WHAT IS REQUIRED
All of the data needs to be repeated exactly.

INFORMATION SHOWN
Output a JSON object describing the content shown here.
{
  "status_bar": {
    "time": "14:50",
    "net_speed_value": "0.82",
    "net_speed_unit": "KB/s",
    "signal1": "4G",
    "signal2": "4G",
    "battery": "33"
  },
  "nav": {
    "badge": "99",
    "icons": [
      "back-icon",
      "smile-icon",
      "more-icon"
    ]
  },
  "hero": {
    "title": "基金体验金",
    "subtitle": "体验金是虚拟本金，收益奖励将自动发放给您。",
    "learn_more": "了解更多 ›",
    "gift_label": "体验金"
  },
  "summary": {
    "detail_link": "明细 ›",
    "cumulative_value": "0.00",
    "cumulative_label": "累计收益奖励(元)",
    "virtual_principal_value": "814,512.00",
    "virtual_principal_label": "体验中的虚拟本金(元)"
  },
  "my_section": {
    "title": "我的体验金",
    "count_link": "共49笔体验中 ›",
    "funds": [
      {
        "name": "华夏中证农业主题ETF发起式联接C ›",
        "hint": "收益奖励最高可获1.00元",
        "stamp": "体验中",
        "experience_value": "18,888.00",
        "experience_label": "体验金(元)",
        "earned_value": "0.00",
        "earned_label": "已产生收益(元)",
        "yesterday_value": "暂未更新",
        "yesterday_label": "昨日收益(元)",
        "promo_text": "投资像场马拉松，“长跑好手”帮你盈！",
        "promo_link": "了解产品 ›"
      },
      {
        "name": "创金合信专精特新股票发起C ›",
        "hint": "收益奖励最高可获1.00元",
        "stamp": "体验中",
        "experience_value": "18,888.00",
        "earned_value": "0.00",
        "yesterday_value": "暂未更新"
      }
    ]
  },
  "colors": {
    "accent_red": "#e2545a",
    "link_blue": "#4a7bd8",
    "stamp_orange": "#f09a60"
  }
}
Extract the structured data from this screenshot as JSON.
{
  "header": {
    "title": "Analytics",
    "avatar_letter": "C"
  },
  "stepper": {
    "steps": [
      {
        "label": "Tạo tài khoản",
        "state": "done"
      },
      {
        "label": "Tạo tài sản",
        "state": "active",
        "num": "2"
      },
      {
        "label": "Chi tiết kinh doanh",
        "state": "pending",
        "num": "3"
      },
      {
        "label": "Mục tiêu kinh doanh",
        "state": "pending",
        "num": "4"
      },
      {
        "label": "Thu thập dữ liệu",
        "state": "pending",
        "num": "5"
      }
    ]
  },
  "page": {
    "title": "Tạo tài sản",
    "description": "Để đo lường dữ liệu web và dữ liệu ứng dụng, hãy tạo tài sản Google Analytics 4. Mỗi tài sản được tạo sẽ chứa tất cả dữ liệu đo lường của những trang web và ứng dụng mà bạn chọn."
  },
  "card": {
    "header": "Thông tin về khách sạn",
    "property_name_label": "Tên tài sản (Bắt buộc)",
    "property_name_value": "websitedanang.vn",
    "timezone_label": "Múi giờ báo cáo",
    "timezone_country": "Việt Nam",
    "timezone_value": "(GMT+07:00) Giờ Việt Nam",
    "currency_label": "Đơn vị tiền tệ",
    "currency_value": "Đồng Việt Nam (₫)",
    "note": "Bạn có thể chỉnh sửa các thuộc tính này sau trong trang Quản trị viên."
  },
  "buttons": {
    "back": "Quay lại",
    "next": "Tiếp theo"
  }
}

ANSWER TO THIS EXERCISE
Output a JSON object describing the content shown here.
{
  "status_bar": {
    "time": "14:50",
    "net_speed_value": "0.82",
    "net_speed_unit": "KB/s",
    "signal1": "4G",
    "signal2": "4G",
    "battery": "33"
  },
  "nav": {
    "badge": "99",
    "icons": [
      "back-icon",
      "smile-icon",
      "more-icon"
    ]
  },
  "hero": {
    "title": "基金体验金",
    "subtitle": "体验金是虚拟本金，收益奖励将自动发放给您。",
    "learn_more": "了解更多 ›",
    "gift_label": "体验金"
  },
  "summary": {
    "detail_link": "明细 ›",
    "cumulative_value": "0.00",
    "cumulative_label": "累计收益奖励(元)",
    "virtual_principal_value": "814,512.00",
    "virtual_principal_label": "体验中的虚拟本金(元)"
  },
  "my_section": {
    "title": "我的体验金",
    "count_link": "共49笔体验中 ›",
    "funds": [
      {
        "name": "华夏中证农业主题ETF发起式联接C ›",
        "hint": "收益奖励最高可获1.00元",
        "stamp": "体验中",
        "experience_value": "18,888.00",
        "experience_label": "体验金(元)",
        "earned_value": "0.00",
        "earned_label": "已产生收益(元)",
        "yesterday_value": "暂未更新",
        "yesterday_label": "昨日收益(元)",
        "promo_text": "投资像场马拉松，“长跑好手”帮你盈！",
        "promo_link": "了解产品 ›"
      },
      {
        "name": "创金合信专精特新股票发起C ›",
        "hint": "收益奖励最高可获1.00元",
        "stamp": "体验中",
        "experience_value": "18,888.00",
        "earned_value": "0.00",
        "yesterday_value": "暂未更新"
      }
    ]
  },
  "colors": {
    "accent_red": "#e2545a",
    "link_blue": "#4a7bd8",
    "stamp_orange": "#f09a60"
  }
}
Extract the structured data from this screenshot as JSON.
{
  "header": {
    "title": "Analytics",
    "avatar_letter": "C"
  },
  "stepper": {
    "steps": [
      {
        "label": "Tạo tài khoản",
        "state": "done"
      },
      {
        "label": "Tạo tài sản",
        "state": "active",
        "num": "2"
      },
      {
        "label": "Chi tiết kinh doanh",
        "state": "pending",
        "num": "3"
      },
      {
        "label": "Mục tiêu kinh doanh",
        "state": "pending",
        "num": "4"
      },
      {
        "label": "Thu thập dữ liệu",
        "state": "pending",
        "num": "5"
      }
    ]
  },
  "page": {
    "title": "Tạo tài sản",
    "description": "Để đo lường dữ liệu web và dữ liệu ứng dụng, hãy tạo tài sản Google Analytics 4. Mỗi tài sản được tạo sẽ chứa tất cả dữ liệu đo lường của những trang web và ứng dụng mà bạn chọn."
  },
  "card": {
    "header": "Thông tin về khách sạn",
    "property_name_label": "Tên tài sản (Bắt buộc)",
    "property_name_value": "websitedanang.vn",
    "timezone_label": "Múi giờ báo cáo",
    "timezone_country": "Việt Nam",
    "timezone_value": "(GMT+07:00) Giờ Việt Nam",
    "currency_label": "Đơn vị tiền tệ",
    "currency_value": "Đồng Việt Nam (₫)",
    "note": "Bạn có thể chỉnh sửa các thuộc tính này sau trong trang Quản trị viên."
  },
  "buttons": {
    "back": "Quay lại",
    "next": "Tiếp theo"
  }
}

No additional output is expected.